## WHAT IS BEING ASKED
Gather up every line that includes the string "JSON".

[Stored data]

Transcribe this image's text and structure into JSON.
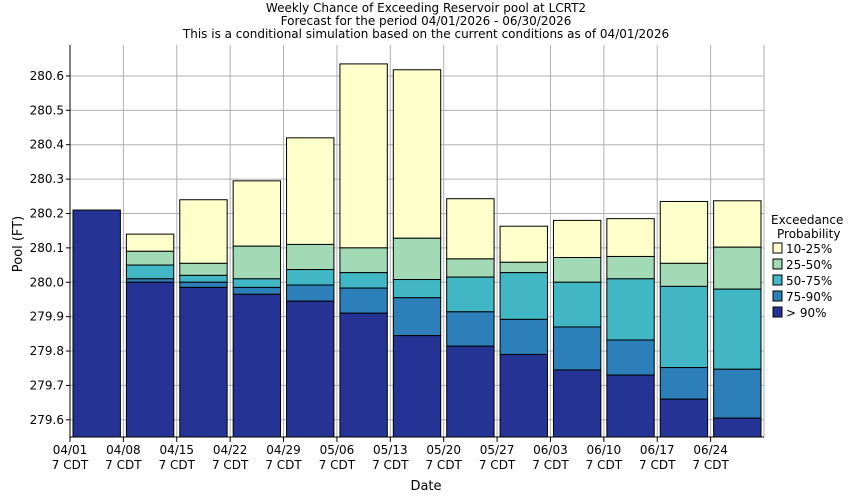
{
  "chart_data": {
    "type": "bar",
    "stacked": true,
    "title": [
      "Weekly Chance of Exceeding Reservoir pool at LCRT2",
      "Forecast for the period 04/01/2026 - 06/30/2026",
      "This is a conditional simulation based on the current conditions as of 04/01/2026"
    ],
    "xlabel": "Date",
    "ylabel": "Pool (FT)",
    "ylim": [
      279.55,
      280.69
    ],
    "yticks": [
      279.6,
      279.7,
      279.8,
      279.9,
      280.0,
      280.1,
      280.2,
      280.3,
      280.4,
      280.5,
      280.6
    ],
    "ytick_labels": [
      "279.6",
      "279.7",
      "279.8",
      "279.9",
      "280.0",
      "280.1",
      "280.2",
      "280.3",
      "280.4",
      "280.5",
      "280.6"
    ],
    "x_tick_labels": [
      [
        "04/01",
        "7 CDT"
      ],
      [
        "04/08",
        "7 CDT"
      ],
      [
        "04/15",
        "7 CDT"
      ],
      [
        "04/22",
        "7 CDT"
      ],
      [
        "04/29",
        "7 CDT"
      ],
      [
        "05/06",
        "7 CDT"
      ],
      [
        "05/13",
        "7 CDT"
      ],
      [
        "05/20",
        "7 CDT"
      ],
      [
        "05/27",
        "7 CDT"
      ],
      [
        "06/03",
        "7 CDT"
      ],
      [
        "06/10",
        "7 CDT"
      ],
      [
        "06/17",
        "7 CDT"
      ],
      [
        "06/24",
        "7 CDT"
      ]
    ],
    "grid": true,
    "legend": {
      "title": [
        "Exceedance",
        "Probability"
      ],
      "placement": "right",
      "entries": [
        {
          "label": "10-25%",
          "color": "#ffffcc"
        },
        {
          "label": "25-50%",
          "color": "#a1dab4"
        },
        {
          "label": "50-75%",
          "color": "#41b6c4"
        },
        {
          "label": "75-90%",
          "color": "#2c7fb8"
        },
        {
          "label": "> 90%",
          "color": "#253494"
        }
      ]
    },
    "bars": [
      {
        "week": "04/01",
        "levels": [
          280.21,
          280.21,
          280.21,
          280.21,
          280.21
        ]
      },
      {
        "week": "04/08",
        "levels": [
          280.14,
          280.09,
          280.05,
          280.01,
          280.0
        ]
      },
      {
        "week": "04/15",
        "levels": [
          280.24,
          280.055,
          280.02,
          280.0,
          279.985
        ]
      },
      {
        "week": "04/22",
        "levels": [
          280.295,
          280.105,
          280.01,
          279.985,
          279.965
        ]
      },
      {
        "week": "04/29",
        "levels": [
          280.42,
          280.11,
          280.037,
          279.992,
          279.945
        ]
      },
      {
        "week": "05/06",
        "levels": [
          280.635,
          280.1,
          280.028,
          279.983,
          279.91
        ]
      },
      {
        "week": "05/13",
        "levels": [
          280.618,
          280.128,
          280.008,
          279.955,
          279.845
        ]
      },
      {
        "week": "05/20",
        "levels": [
          280.243,
          280.068,
          280.015,
          279.914,
          279.814
        ]
      },
      {
        "week": "05/27",
        "levels": [
          280.163,
          280.058,
          280.028,
          279.892,
          279.79
        ]
      },
      {
        "week": "06/03",
        "levels": [
          280.18,
          280.072,
          280.0,
          279.87,
          279.745
        ]
      },
      {
        "week": "06/10",
        "levels": [
          280.185,
          280.075,
          280.01,
          279.832,
          279.73
        ]
      },
      {
        "week": "06/17",
        "levels": [
          280.235,
          280.055,
          279.988,
          279.752,
          279.66
        ]
      },
      {
        "week": "06/24",
        "levels": [
          280.237,
          280.102,
          279.98,
          279.747,
          279.605
        ]
      }
    ],
    "colors": {
      "plot_background": "#ffffff",
      "grid": "#b0b0b0",
      "outline": "#000000"
    }
  }
}
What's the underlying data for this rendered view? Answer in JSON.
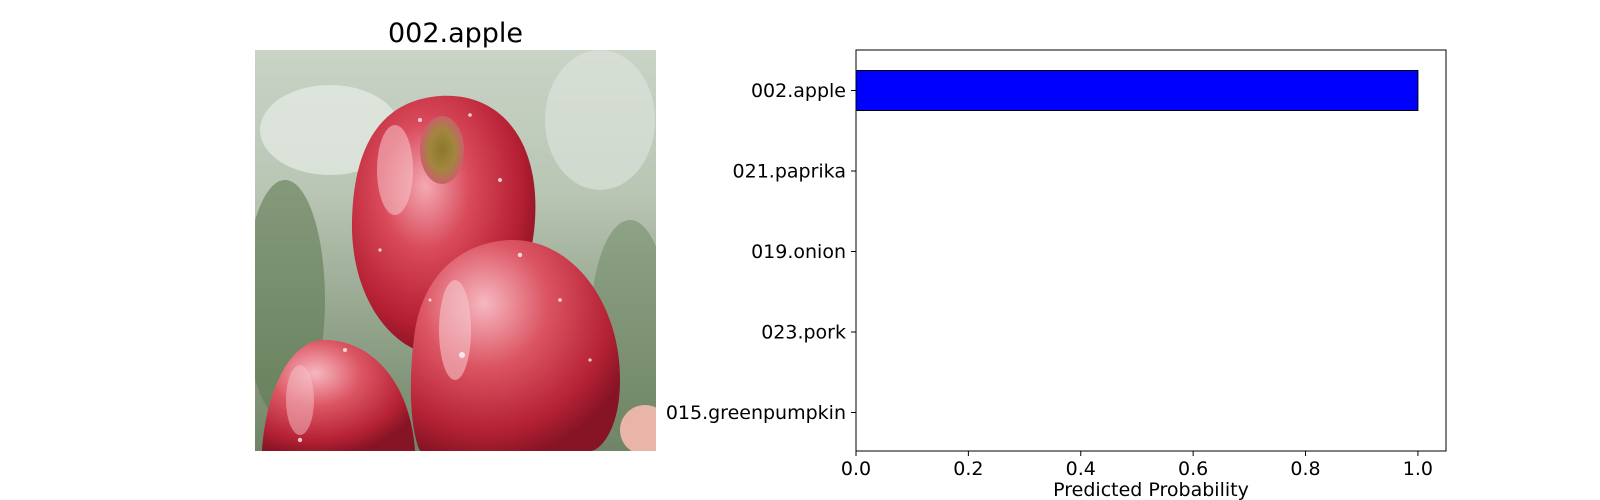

## COMPLETE OUTPUT
Transcribe this image's text and structure into JSON.
What's the underlying data for this rendered view? Answer in JSON.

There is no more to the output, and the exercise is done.